■ **Records for the exercise**
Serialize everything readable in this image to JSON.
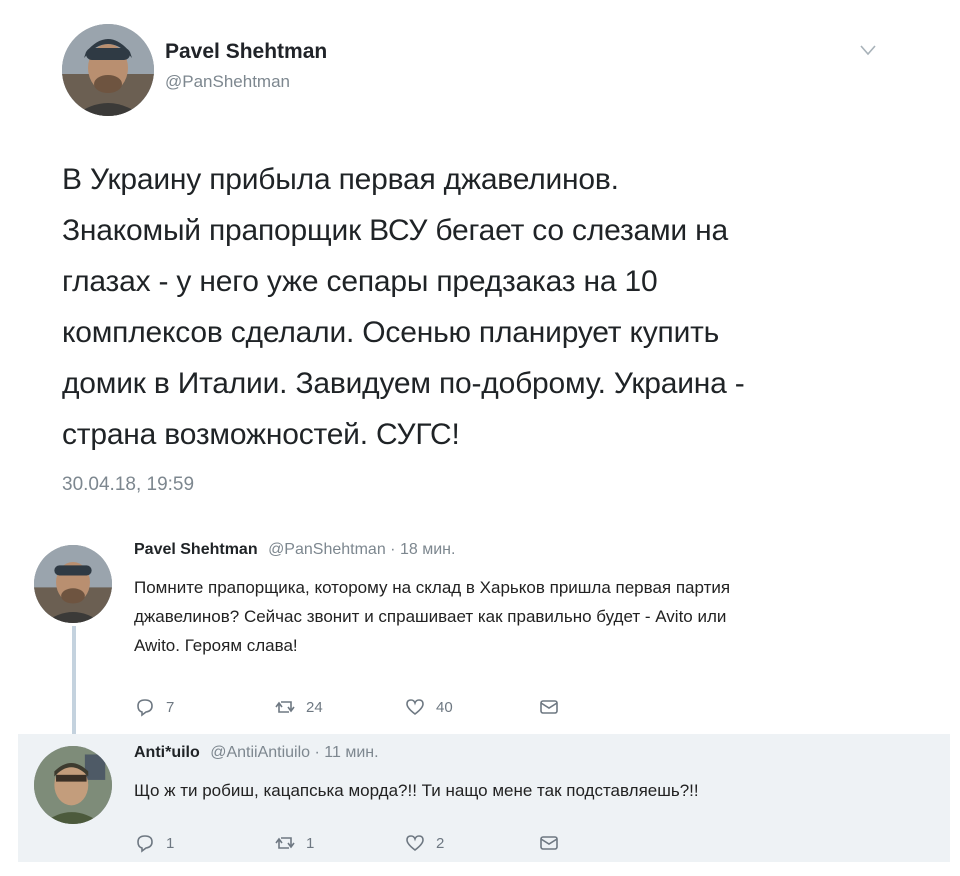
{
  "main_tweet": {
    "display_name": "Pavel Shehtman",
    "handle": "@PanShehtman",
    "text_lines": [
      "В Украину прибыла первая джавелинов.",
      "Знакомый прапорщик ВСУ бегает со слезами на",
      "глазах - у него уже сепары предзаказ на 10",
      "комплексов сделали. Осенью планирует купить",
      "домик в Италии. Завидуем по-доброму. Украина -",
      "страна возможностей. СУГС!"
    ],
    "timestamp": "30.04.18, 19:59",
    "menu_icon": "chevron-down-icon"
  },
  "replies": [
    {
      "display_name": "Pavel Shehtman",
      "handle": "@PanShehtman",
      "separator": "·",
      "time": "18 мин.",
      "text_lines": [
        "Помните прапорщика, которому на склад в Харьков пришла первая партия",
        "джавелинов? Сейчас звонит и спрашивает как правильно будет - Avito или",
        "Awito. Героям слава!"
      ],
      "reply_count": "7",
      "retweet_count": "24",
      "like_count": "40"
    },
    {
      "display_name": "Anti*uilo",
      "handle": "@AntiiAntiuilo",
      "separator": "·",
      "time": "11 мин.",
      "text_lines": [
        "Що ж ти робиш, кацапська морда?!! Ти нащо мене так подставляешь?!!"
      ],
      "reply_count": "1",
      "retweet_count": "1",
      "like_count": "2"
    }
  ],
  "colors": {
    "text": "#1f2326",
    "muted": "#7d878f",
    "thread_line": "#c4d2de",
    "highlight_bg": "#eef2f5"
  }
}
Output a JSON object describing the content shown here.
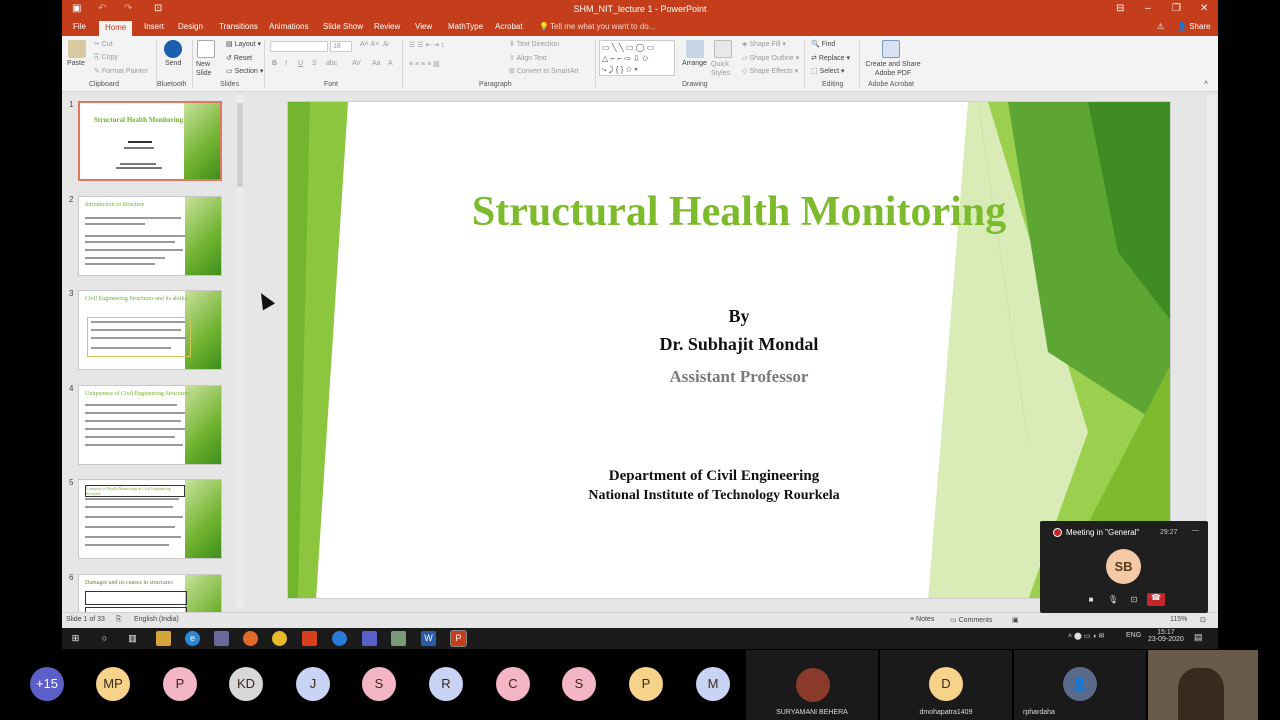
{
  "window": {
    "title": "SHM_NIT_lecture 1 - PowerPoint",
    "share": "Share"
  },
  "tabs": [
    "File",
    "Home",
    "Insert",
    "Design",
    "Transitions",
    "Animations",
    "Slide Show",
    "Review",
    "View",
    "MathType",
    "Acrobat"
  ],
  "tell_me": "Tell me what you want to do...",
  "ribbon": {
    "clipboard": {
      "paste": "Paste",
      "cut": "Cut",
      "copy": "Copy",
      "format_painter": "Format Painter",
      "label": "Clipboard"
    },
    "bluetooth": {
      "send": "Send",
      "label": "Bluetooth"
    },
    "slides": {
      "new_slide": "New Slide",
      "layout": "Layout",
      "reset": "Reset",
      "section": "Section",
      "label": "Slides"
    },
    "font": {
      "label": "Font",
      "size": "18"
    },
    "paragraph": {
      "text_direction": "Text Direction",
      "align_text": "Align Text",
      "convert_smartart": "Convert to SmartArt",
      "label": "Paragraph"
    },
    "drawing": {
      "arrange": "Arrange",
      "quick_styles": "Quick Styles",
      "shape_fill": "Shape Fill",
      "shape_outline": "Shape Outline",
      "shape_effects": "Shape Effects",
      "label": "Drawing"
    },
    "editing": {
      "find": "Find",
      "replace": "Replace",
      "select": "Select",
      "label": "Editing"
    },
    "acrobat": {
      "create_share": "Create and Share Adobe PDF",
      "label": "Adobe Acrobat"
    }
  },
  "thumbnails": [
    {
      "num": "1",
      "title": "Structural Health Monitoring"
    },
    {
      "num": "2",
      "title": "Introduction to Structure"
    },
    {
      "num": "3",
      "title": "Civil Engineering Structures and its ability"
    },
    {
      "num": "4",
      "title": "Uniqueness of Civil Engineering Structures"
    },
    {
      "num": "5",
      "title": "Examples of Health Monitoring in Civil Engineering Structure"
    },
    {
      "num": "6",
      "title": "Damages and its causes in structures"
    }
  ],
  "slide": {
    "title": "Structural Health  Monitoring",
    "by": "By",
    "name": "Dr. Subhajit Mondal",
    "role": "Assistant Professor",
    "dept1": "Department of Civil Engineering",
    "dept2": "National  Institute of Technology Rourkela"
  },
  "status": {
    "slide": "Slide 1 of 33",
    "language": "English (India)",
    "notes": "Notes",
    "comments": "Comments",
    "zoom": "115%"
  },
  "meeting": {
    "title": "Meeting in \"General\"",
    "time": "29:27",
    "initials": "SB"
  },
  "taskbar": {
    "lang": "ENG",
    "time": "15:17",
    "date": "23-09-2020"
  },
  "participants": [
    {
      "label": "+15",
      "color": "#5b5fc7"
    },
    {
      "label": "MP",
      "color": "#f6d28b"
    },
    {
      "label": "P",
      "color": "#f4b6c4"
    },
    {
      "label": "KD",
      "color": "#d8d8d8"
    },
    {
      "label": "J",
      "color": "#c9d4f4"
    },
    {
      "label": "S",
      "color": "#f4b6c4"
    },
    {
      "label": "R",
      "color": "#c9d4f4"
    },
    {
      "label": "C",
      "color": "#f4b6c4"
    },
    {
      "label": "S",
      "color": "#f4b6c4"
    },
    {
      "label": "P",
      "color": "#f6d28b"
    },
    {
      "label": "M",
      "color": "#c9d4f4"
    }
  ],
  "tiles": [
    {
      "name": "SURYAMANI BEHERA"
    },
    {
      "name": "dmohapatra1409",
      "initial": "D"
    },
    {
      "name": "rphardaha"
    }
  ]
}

■ **Aim of the task**
Leave out the pictures and copy everything else in the records word for word.

■ **Finished answer**
Serialize everything readable in this image to JSON.
{
  "main_tweet": {
    "display_name": "Pavel Shehtman",
    "handle": "@PanShehtman",
    "text_lines": [
      "В Украину прибыла первая джавелинов.",
      "Знакомый прапорщик ВСУ бегает со слезами на",
      "глазах - у него уже сепары предзаказ на 10",
      "комплексов сделали. Осенью планирует купить",
      "домик в Италии. Завидуем по-доброму. Украина -",
      "страна возможностей. СУГС!"
    ],
    "timestamp": "30.04.18, 19:59",
    "menu_icon": "chevron-down-icon"
  },
  "replies": [
    {
      "display_name": "Pavel Shehtman",
      "handle": "@PanShehtman",
      "separator": "·",
      "time": "18 мин.",
      "text_lines": [
        "Помните прапорщика, которому на склад в Харьков пришла первая партия",
        "джавелинов? Сейчас звонит и спрашивает как правильно будет - Avito или",
        "Awito. Героям слава!"
      ],
      "reply_count": "7",
      "retweet_count": "24",
      "like_count": "40"
    },
    {
      "display_name": "Anti*uilo",
      "handle": "@AntiiAntiuilo",
      "separator": "·",
      "time": "11 мин.",
      "text_lines": [
        "Що ж ти робиш, кацапська морда?!! Ти нащо мене так подставляешь?!!"
      ],
      "reply_count": "1",
      "retweet_count": "1",
      "like_count": "2"
    }
  ],
  "colors": {
    "text": "#1f2326",
    "muted": "#7d878f",
    "thread_line": "#c4d2de",
    "highlight_bg": "#eef2f5"
  }
}
Output a JSON object describing the content shown here.
{
  "window": {
    "title": "SHM_NIT_lecture 1 - PowerPoint",
    "share": "Share"
  },
  "tabs": [
    "File",
    "Home",
    "Insert",
    "Design",
    "Transitions",
    "Animations",
    "Slide Show",
    "Review",
    "View",
    "MathType",
    "Acrobat"
  ],
  "tell_me": "Tell me what you want to do...",
  "ribbon": {
    "clipboard": {
      "paste": "Paste",
      "cut": "Cut",
      "copy": "Copy",
      "format_painter": "Format Painter",
      "label": "Clipboard"
    },
    "bluetooth": {
      "send": "Send",
      "label": "Bluetooth"
    },
    "slides": {
      "new_slide": "New Slide",
      "layout": "Layout",
      "reset": "Reset",
      "section": "Section",
      "label": "Slides"
    },
    "font": {
      "label": "Font",
      "size": "18"
    },
    "paragraph": {
      "text_direction": "Text Direction",
      "align_text": "Align Text",
      "convert_smartart": "Convert to SmartArt",
      "label": "Paragraph"
    },
    "drawing": {
      "arrange": "Arrange",
      "quick_styles": "Quick Styles",
      "shape_fill": "Shape Fill",
      "shape_outline": "Shape Outline",
      "shape_effects": "Shape Effects",
      "label": "Drawing"
    },
    "editing": {
      "find": "Find",
      "replace": "Replace",
      "select": "Select",
      "label": "Editing"
    },
    "acrobat": {
      "create_share": "Create and Share Adobe PDF",
      "label": "Adobe Acrobat"
    }
  },
  "thumbnails": [
    {
      "num": "1",
      "title": "Structural Health Monitoring"
    },
    {
      "num": "2",
      "title": "Introduction to Structure"
    },
    {
      "num": "3",
      "title": "Civil Engineering Structures and its ability"
    },
    {
      "num": "4",
      "title": "Uniqueness of Civil Engineering Structures"
    },
    {
      "num": "5",
      "title": "Examples of Health Monitoring in Civil Engineering Structure"
    },
    {
      "num": "6",
      "title": "Damages and its causes in structures"
    }
  ],
  "slide": {
    "title": "Structural Health  Monitoring",
    "by": "By",
    "name": "Dr. Subhajit Mondal",
    "role": "Assistant Professor",
    "dept1": "Department of Civil Engineering",
    "dept2": "National  Institute of Technology Rourkela"
  },
  "status": {
    "slide": "Slide 1 of 33",
    "language": "English (India)",
    "notes": "Notes",
    "comments": "Comments",
    "zoom": "115%"
  },
  "meeting": {
    "title": "Meeting in \"General\"",
    "time": "29:27",
    "initials": "SB"
  },
  "taskbar": {
    "lang": "ENG",
    "time": "15:17",
    "date": "23-09-2020"
  },
  "participants": [
    {
      "label": "+15",
      "color": "#5b5fc7"
    },
    {
      "label": "MP",
      "color": "#f6d28b"
    },
    {
      "label": "P",
      "color": "#f4b6c4"
    },
    {
      "label": "KD",
      "color": "#d8d8d8"
    },
    {
      "label": "J",
      "color": "#c9d4f4"
    },
    {
      "label": "S",
      "color": "#f4b6c4"
    },
    {
      "label": "R",
      "color": "#c9d4f4"
    },
    {
      "label": "C",
      "color": "#f4b6c4"
    },
    {
      "label": "S",
      "color": "#f4b6c4"
    },
    {
      "label": "P",
      "color": "#f6d28b"
    },
    {
      "label": "M",
      "color": "#c9d4f4"
    }
  ],
  "tiles": [
    {
      "name": "SURYAMANI BEHERA"
    },
    {
      "name": "dmohapatra1409",
      "initial": "D"
    },
    {
      "name": "rphardaha"
    }
  ]
}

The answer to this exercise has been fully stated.